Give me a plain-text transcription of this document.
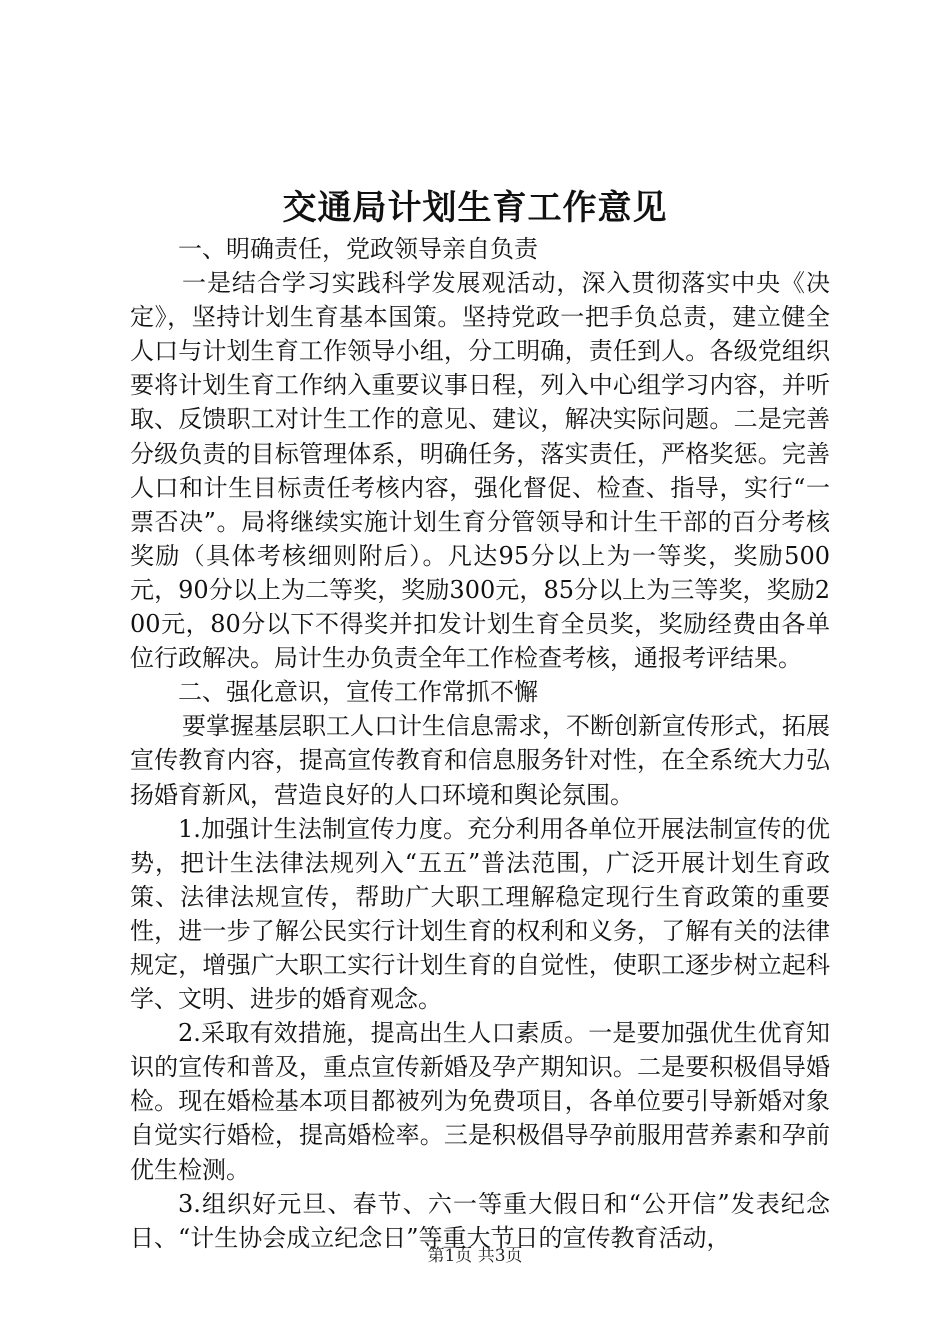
交通局计划生育工作意见

一、明确责任，党政领导亲自负责

一是结合学习实践科学发展观活动，深入贯彻落实中央《决定》，坚持计划生育基本国策。坚持党政一把手负总责，建立健全人口与计划生育工作领导小组，分工明确，责任到人。各级党组织要将计划生育工作纳入重要议事日程，列入中心组学习内容，并听取、反馈职工对计生工作的意见、建议，解决实际问题。二是完善分级负责的目标管理体系，明确任务，落实责任，严格奖惩。完善人口和计生目标责任考核内容，强化督促、检查、指导，实行“一票否决”。局将继续实施计划生育分管领导和计生干部的百分考核奖励（具体考核细则附后）。凡达95分以上为一等奖，奖励500元，90分以上为二等奖，奖励300元，85分以上为三等奖，奖励200元，80分以下不得奖并扣发计划生育全员奖，奖励经费由各单位行政解决。局计生办负责全年工作检查考核，通报考评结果。

二、强化意识，宣传工作常抓不懈

要掌握基层职工人口计生信息需求，不断创新宣传形式，拓展宣传教育内容，提高宣传教育和信息服务针对性，在全系统大力弘扬婚育新风，营造良好的人口环境和舆论氛围。

1.加强计生法制宣传力度。充分利用各单位开展法制宣传的优势，把计生法律法规列入“五五”普法范围，广泛开展计划生育政策、法律法规宣传，帮助广大职工理解稳定现行生育政策的重要性，进一步了解公民实行计划生育的权利和义务，了解有关的法律规定，增强广大职工实行计划生育的自觉性，使职工逐步树立起科学、文明、进步的婚育观念。

2.采取有效措施，提高出生人口素质。一是要加强优生优育知识的宣传和普及，重点宣传新婚及孕产期知识。二是要积极倡导婚检。现在婚检基本项目都被列为免费项目，各单位要引导新婚对象自觉实行婚检，提高婚检率。三是积极倡导孕前服用营养素和孕前优生检测。

3.组织好元旦、春节、六一等重大假日和“公开信”发表纪念日、“计生协会成立纪念日”等重大节日的宣传教育活动，

第1页 共3页
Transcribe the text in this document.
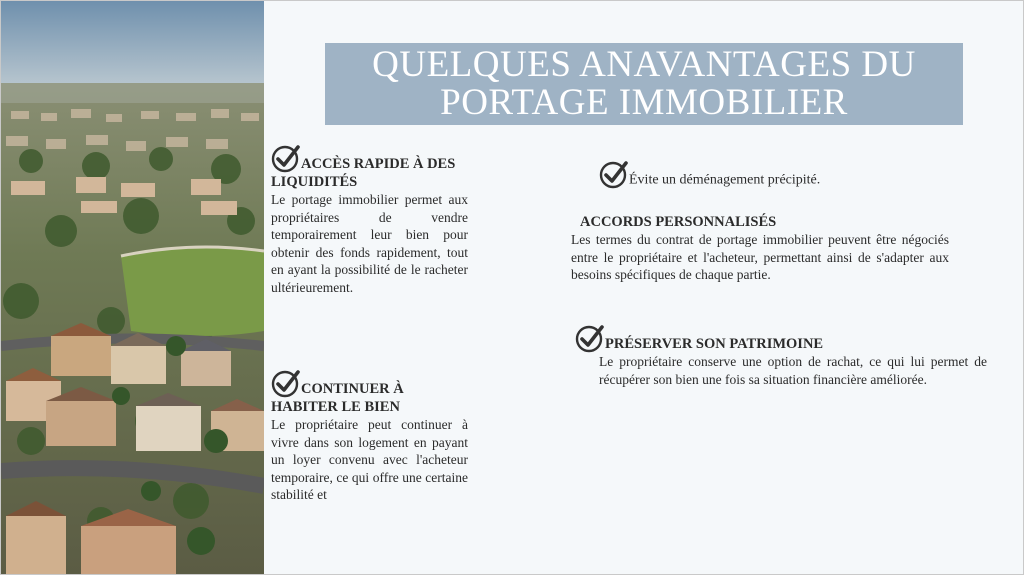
QUELQUES ANAVANTAGES DU PORTAGE IMMOBILIER
ACCÈS RAPIDE À DES LIQUIDITÉS
Le portage immobilier permet aux propriétaires de vendre temporairement leur bien pour obtenir des fonds rapidement, tout en ayant la possibilité de le racheter ultérieurement.
CONTINUER À HABITER LE BIEN
Le propriétaire peut continuer à vivre dans son logement en payant un loyer convenu avec l'acheteur temporaire, ce qui offre une certaine stabilité et
Évite un déménagement précipité.
ACCORDS PERSONNALISÉS
Les termes du contrat de portage immobilier peuvent être négociés entre le propriétaire et l'acheteur, permettant ainsi de s'adapter aux besoins spécifiques de chaque partie.
PRÉSERVER SON PATRIMOINE
Le propriétaire conserve une option de rachat, ce qui lui permet de récupérer son bien une fois sa situation financière améliorée.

##########

Task details = Quote the records above exactly, leaving out any pictures.

Worked answer =
Give me a plain-text transcription of this document.
交通局计划生育工作意见

一、明确责任，党政领导亲自负责

一是结合学习实践科学发展观活动，深入贯彻落实中央《决定》，坚持计划生育基本国策。坚持党政一把手负总责，建立健全人口与计划生育工作领导小组，分工明确，责任到人。各级党组织要将计划生育工作纳入重要议事日程，列入中心组学习内容，并听取、反馈职工对计生工作的意见、建议，解决实际问题。二是完善分级负责的目标管理体系，明确任务，落实责任，严格奖惩。完善人口和计生目标责任考核内容，强化督促、检查、指导，实行“一票否决”。局将继续实施计划生育分管领导和计生干部的百分考核奖励（具体考核细则附后）。凡达95分以上为一等奖，奖励500元，90分以上为二等奖，奖励300元，85分以上为三等奖，奖励200元，80分以下不得奖并扣发计划生育全员奖，奖励经费由各单位行政解决。局计生办负责全年工作检查考核，通报考评结果。

二、强化意识，宣传工作常抓不懈

要掌握基层职工人口计生信息需求，不断创新宣传形式，拓展宣传教育内容，提高宣传教育和信息服务针对性，在全系统大力弘扬婚育新风，营造良好的人口环境和舆论氛围。

1.加强计生法制宣传力度。充分利用各单位开展法制宣传的优势，把计生法律法规列入“五五”普法范围，广泛开展计划生育政策、法律法规宣传，帮助广大职工理解稳定现行生育政策的重要性，进一步了解公民实行计划生育的权利和义务，了解有关的法律规定，增强广大职工实行计划生育的自觉性，使职工逐步树立起科学、文明、进步的婚育观念。

2.采取有效措施，提高出生人口素质。一是要加强优生优育知识的宣传和普及，重点宣传新婚及孕产期知识。二是要积极倡导婚检。现在婚检基本项目都被列为免费项目，各单位要引导新婚对象自觉实行婚检，提高婚检率。三是积极倡导孕前服用营养素和孕前优生检测。

3.组织好元旦、春节、六一等重大假日和“公开信”发表纪念日、“计生协会成立纪念日”等重大节日的宣传教育活动，

第1页 共3页
Transcribe the text in this document.
QUELQUES ANAVANTAGES DU PORTAGE IMMOBILIER
ACCÈS RAPIDE À DES LIQUIDITÉS
Le portage immobilier permet aux propriétaires de vendre temporairement leur bien pour obtenir des fonds rapidement, tout en ayant la possibilité de le racheter ultérieurement.
CONTINUER À HABITER LE BIEN
Le propriétaire peut continuer à vivre dans son logement en payant un loyer convenu avec l'acheteur temporaire, ce qui offre une certaine stabilité et
Évite un déménagement précipité.
ACCORDS PERSONNALISÉS
Les termes du contrat de portage immobilier peuvent être négociés entre le propriétaire et l'acheteur, permettant ainsi de s'adapter aux besoins spécifiques de chaque partie.
PRÉSERVER SON PATRIMOINE
Le propriétaire conserve une option de rachat, ce qui lui permet de récupérer son bien une fois sa situation financière améliorée.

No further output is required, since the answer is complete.